= EXTRACTED MATERIAL =
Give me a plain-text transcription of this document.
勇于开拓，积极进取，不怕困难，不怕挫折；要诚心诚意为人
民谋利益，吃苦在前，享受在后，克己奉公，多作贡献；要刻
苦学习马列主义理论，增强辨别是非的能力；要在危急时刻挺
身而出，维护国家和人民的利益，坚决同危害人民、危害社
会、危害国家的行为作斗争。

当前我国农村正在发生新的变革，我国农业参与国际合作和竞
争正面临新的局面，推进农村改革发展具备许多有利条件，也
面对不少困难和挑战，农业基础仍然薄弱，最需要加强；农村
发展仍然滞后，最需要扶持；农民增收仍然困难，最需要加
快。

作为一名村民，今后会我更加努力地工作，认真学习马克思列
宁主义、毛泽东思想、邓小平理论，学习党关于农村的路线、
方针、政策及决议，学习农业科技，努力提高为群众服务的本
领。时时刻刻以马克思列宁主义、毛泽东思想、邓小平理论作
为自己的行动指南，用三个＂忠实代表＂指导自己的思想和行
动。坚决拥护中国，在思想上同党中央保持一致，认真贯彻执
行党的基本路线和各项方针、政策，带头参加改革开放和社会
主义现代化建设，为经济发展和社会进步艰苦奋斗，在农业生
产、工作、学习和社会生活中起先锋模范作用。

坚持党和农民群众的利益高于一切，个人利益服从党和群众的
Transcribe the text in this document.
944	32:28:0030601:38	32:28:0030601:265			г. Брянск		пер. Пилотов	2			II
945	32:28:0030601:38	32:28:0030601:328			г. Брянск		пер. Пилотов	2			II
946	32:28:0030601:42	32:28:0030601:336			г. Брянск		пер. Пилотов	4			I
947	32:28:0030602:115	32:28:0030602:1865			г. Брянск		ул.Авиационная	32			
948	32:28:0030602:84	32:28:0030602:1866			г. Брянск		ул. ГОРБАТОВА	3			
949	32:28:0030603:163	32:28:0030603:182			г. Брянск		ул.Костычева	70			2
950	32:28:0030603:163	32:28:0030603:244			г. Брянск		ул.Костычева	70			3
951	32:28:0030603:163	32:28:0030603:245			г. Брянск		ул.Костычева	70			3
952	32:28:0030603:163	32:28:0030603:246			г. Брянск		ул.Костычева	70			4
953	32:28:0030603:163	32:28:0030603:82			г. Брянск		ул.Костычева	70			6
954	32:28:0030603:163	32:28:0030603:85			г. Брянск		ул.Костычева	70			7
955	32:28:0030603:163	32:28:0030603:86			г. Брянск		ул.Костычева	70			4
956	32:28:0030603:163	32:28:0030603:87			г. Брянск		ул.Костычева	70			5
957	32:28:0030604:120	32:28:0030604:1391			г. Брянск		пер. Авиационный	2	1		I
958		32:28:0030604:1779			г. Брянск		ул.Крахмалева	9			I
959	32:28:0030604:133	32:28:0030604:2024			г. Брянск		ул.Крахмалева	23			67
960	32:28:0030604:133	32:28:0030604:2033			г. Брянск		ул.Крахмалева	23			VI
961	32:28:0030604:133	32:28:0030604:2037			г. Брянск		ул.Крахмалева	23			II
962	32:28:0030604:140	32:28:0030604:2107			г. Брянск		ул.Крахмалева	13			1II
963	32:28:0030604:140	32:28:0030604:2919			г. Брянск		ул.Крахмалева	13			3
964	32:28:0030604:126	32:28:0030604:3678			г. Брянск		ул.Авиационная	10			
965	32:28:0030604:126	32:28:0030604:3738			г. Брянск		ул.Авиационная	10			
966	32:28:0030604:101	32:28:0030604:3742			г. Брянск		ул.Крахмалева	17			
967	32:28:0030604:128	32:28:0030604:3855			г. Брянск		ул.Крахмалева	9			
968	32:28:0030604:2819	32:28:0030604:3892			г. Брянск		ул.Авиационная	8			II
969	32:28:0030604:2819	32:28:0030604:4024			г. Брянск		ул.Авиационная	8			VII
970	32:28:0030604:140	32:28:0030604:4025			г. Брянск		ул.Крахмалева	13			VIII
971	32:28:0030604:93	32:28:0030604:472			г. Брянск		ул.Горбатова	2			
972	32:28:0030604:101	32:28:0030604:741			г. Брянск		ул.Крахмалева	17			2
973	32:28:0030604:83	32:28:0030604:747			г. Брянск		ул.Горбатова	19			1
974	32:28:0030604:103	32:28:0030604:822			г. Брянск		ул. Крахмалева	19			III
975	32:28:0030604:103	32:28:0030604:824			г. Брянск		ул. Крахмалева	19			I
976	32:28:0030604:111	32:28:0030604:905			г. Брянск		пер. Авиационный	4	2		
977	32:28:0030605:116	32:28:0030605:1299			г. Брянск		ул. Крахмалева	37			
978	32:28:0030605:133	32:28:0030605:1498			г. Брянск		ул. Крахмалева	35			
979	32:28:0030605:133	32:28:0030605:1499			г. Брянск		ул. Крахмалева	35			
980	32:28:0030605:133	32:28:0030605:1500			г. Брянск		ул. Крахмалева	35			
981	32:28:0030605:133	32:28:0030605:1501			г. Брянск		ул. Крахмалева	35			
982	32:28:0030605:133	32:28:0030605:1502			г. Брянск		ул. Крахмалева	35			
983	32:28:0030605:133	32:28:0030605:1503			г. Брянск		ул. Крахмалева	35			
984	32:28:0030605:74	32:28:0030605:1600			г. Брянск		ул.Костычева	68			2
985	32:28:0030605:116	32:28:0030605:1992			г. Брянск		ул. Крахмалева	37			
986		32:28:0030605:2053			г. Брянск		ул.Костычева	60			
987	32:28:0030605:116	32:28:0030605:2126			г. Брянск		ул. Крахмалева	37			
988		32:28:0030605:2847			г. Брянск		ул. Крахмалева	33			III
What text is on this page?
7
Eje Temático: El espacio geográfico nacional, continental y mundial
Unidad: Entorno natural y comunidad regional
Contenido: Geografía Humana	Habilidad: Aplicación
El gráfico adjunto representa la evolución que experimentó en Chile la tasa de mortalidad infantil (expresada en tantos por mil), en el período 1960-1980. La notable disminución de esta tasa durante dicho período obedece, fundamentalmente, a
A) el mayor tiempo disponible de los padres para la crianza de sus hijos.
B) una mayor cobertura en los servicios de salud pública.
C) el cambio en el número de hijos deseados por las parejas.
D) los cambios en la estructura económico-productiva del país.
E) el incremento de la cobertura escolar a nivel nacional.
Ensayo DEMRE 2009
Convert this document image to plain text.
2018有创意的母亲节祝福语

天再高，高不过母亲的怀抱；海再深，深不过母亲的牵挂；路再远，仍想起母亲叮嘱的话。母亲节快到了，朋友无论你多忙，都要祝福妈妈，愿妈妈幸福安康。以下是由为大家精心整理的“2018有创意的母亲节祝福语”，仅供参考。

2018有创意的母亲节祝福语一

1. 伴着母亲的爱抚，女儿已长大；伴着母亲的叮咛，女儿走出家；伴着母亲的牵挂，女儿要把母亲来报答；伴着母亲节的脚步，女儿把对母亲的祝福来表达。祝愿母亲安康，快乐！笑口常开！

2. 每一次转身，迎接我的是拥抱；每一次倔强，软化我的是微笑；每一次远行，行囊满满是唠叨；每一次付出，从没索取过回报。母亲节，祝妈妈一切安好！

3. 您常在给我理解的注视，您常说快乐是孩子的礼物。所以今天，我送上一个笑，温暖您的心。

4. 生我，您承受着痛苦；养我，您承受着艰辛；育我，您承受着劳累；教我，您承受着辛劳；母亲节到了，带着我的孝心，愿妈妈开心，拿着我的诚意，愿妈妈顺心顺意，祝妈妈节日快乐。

= SHORT EXERCISE =
Copy all lines above containing the string "mayor".

= RESULT OF THE EXERCISE =
A) el mayor tiempo disponible de los padres para la crianza de sus hijos.
B) una mayor cobertura en los servicios de salud pública.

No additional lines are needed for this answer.